Entries taken from a collection.
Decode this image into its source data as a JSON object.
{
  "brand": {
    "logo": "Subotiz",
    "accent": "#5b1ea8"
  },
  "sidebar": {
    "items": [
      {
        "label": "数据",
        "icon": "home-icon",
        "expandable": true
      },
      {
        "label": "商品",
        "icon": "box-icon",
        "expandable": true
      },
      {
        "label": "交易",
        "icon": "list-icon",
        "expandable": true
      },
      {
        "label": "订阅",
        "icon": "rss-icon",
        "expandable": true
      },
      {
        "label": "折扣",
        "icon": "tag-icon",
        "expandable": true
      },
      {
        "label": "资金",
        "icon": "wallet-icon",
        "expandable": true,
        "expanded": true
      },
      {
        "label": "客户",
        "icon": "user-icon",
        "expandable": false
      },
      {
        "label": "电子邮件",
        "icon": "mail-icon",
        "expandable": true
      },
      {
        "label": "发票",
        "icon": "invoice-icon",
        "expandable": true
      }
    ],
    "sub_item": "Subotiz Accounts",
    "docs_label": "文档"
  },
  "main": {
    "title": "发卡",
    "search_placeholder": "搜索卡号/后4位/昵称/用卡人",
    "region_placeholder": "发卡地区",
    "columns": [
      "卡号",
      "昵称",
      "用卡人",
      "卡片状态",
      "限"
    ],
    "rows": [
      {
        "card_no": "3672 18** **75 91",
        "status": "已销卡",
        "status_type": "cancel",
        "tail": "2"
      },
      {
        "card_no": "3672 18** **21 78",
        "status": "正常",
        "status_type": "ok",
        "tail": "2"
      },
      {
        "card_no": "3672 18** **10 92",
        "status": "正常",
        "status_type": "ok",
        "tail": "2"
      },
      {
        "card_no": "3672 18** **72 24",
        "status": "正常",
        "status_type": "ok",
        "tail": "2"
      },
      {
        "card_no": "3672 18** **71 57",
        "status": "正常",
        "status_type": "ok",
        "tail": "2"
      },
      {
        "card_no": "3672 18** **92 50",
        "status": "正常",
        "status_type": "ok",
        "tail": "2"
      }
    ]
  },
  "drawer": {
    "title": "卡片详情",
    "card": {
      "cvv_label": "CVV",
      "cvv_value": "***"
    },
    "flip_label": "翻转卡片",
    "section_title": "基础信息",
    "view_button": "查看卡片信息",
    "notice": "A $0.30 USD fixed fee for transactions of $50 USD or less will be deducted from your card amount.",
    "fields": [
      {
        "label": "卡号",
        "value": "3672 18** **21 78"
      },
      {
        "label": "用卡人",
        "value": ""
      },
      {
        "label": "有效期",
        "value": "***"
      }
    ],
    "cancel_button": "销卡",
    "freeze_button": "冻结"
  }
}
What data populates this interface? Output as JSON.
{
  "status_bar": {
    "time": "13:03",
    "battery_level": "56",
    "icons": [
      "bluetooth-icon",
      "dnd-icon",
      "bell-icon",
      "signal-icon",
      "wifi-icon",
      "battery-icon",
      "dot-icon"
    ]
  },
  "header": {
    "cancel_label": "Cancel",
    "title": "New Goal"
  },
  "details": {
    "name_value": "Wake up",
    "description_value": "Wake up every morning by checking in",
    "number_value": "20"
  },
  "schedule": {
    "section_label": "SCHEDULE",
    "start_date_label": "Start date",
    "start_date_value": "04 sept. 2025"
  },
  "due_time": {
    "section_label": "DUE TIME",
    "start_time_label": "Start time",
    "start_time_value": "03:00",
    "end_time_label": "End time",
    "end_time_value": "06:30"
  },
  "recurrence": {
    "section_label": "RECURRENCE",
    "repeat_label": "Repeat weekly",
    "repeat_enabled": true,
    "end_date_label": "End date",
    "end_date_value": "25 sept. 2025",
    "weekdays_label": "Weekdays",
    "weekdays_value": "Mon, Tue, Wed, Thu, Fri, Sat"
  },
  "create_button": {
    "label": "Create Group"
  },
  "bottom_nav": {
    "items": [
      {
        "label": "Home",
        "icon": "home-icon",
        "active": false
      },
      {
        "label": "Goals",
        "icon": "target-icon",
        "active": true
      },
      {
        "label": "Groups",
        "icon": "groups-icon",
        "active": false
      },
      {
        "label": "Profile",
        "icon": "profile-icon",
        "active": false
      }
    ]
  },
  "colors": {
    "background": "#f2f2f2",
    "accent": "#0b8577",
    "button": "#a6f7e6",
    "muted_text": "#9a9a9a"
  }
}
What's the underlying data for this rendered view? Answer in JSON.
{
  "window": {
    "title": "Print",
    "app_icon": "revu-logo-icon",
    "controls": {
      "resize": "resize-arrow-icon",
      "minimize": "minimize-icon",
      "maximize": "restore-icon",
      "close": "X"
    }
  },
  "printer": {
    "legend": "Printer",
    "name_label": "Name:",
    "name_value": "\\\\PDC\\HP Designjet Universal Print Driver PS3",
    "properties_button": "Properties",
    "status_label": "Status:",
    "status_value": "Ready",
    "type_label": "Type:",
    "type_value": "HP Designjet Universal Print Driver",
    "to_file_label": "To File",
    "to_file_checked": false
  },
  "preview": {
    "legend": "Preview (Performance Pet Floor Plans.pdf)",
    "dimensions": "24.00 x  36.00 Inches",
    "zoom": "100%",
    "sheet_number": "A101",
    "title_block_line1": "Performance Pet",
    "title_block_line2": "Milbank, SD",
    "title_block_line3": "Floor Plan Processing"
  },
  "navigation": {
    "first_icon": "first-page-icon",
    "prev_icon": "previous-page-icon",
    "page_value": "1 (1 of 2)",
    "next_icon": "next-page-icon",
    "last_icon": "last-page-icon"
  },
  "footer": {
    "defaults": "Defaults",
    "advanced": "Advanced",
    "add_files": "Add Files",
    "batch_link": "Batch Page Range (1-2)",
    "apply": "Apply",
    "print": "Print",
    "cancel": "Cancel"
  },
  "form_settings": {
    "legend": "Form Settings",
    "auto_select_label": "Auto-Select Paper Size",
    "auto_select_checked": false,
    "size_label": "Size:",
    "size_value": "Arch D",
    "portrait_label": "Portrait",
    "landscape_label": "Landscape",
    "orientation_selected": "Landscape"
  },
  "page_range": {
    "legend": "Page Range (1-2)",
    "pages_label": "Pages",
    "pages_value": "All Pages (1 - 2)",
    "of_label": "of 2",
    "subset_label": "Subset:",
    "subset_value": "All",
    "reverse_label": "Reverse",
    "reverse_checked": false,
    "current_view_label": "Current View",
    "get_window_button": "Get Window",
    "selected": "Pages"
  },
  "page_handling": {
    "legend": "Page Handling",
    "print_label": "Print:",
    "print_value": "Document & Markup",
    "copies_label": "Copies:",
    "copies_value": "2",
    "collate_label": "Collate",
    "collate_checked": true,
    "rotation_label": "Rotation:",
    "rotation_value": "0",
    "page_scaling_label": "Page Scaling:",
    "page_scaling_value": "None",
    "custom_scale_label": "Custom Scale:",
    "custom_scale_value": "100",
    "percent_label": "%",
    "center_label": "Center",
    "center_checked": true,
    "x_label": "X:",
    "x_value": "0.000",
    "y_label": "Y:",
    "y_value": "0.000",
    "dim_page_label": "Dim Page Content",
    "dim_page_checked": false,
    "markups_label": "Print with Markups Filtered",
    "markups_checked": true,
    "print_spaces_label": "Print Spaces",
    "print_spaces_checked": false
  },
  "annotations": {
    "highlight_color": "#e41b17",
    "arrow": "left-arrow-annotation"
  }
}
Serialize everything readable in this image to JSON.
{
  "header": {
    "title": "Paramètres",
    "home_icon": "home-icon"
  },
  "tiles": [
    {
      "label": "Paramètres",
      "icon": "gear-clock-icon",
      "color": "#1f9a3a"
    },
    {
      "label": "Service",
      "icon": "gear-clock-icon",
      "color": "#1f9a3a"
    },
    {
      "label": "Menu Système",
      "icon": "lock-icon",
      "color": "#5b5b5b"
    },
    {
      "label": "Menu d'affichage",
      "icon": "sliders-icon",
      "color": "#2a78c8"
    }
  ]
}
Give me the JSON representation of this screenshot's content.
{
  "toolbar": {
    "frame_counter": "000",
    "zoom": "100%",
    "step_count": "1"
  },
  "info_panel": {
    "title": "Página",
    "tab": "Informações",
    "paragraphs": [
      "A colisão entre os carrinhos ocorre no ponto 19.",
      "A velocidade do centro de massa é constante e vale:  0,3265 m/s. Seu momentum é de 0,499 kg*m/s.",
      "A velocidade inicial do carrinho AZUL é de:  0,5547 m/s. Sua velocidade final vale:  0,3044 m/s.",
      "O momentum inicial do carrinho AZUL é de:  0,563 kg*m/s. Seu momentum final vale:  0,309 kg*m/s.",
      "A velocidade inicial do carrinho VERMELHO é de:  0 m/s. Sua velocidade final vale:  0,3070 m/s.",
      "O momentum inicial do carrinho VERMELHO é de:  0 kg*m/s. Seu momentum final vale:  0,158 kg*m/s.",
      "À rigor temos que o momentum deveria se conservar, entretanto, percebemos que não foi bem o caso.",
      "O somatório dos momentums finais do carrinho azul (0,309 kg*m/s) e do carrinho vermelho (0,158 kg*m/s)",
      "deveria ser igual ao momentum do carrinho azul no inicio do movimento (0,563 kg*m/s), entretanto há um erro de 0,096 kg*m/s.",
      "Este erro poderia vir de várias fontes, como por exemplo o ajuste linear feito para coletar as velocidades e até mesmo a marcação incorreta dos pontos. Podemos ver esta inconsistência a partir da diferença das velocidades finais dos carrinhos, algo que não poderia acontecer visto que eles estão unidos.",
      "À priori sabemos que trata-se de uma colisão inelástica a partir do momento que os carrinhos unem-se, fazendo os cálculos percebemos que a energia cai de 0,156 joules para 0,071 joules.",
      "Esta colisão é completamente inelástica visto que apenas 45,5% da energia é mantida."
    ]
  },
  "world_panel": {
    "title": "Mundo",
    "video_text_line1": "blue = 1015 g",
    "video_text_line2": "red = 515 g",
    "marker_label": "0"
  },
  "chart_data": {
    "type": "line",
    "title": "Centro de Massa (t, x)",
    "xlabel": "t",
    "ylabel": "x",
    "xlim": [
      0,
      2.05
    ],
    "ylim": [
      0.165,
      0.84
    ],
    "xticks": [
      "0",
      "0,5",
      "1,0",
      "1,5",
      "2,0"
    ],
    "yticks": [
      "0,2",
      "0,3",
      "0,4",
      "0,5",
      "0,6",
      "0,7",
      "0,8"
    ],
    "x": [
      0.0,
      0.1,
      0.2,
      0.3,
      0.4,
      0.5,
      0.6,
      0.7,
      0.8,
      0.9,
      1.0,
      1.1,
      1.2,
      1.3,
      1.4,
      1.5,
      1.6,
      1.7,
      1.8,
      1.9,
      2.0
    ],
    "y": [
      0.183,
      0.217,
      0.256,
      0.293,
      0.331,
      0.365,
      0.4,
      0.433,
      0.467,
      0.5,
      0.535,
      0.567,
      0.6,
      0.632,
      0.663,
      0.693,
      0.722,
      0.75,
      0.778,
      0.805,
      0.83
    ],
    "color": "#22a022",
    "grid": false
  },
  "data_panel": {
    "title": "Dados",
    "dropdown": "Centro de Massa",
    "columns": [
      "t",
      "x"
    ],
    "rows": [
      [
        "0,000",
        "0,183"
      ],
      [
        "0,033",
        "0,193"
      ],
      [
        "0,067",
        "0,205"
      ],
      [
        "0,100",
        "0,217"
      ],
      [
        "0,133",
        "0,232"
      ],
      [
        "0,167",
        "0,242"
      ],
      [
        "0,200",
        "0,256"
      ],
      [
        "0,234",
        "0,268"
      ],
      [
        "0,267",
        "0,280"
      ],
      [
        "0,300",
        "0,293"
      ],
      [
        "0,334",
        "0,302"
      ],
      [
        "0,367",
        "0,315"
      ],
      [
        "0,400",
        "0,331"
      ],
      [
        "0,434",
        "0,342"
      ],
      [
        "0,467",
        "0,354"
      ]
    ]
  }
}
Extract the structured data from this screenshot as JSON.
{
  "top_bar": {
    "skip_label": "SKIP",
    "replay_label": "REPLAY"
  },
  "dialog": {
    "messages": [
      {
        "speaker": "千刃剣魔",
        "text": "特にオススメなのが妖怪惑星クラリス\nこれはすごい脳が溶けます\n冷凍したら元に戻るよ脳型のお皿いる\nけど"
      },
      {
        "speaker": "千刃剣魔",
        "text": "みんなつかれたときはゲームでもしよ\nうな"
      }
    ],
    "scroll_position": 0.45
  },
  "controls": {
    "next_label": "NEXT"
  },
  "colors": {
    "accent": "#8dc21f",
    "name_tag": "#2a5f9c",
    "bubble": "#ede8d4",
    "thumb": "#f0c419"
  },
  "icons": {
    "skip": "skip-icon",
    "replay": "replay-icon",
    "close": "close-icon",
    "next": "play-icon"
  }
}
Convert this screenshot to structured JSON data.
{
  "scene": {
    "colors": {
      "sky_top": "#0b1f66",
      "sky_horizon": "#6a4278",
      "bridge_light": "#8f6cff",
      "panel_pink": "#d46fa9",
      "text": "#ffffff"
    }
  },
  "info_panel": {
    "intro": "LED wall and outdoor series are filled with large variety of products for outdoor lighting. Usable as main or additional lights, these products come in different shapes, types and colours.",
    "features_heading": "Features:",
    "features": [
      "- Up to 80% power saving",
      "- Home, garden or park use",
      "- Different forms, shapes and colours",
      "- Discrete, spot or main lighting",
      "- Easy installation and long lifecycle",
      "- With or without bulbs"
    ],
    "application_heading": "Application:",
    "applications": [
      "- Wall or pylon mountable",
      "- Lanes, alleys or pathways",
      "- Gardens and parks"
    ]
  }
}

Written problem.
Search the data above for the word "Paramètres", then gather each line in which it appears.

Final answer.
    "title": "Paramètres",
      "label": "Paramètres",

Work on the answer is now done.